**What is needed**
Return each line of the records holding the string "title".

**Record extracts**

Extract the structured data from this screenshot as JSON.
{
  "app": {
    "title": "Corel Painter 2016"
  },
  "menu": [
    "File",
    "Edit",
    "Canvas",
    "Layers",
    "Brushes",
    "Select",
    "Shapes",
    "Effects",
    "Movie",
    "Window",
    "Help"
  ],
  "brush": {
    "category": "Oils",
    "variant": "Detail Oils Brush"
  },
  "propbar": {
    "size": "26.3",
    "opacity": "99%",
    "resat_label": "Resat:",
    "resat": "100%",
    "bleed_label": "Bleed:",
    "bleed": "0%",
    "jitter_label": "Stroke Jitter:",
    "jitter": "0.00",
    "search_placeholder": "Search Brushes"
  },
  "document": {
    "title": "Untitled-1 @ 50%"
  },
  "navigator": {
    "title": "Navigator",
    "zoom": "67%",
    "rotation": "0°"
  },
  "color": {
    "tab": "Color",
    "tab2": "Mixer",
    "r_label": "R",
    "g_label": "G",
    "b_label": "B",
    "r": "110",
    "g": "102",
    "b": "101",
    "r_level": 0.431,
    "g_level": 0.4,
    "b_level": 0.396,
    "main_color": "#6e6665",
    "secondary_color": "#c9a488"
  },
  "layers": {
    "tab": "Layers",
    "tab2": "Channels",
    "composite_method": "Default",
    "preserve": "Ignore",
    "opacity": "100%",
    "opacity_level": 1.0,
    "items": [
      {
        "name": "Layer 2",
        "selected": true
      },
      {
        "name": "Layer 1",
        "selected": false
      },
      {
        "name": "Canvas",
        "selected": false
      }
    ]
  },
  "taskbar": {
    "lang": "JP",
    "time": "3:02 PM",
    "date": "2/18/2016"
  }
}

**Result of the task**
    "title": "Corel Painter 2016"
    "title": "Untitled-1 @ 50%"
    "title": "Navigator",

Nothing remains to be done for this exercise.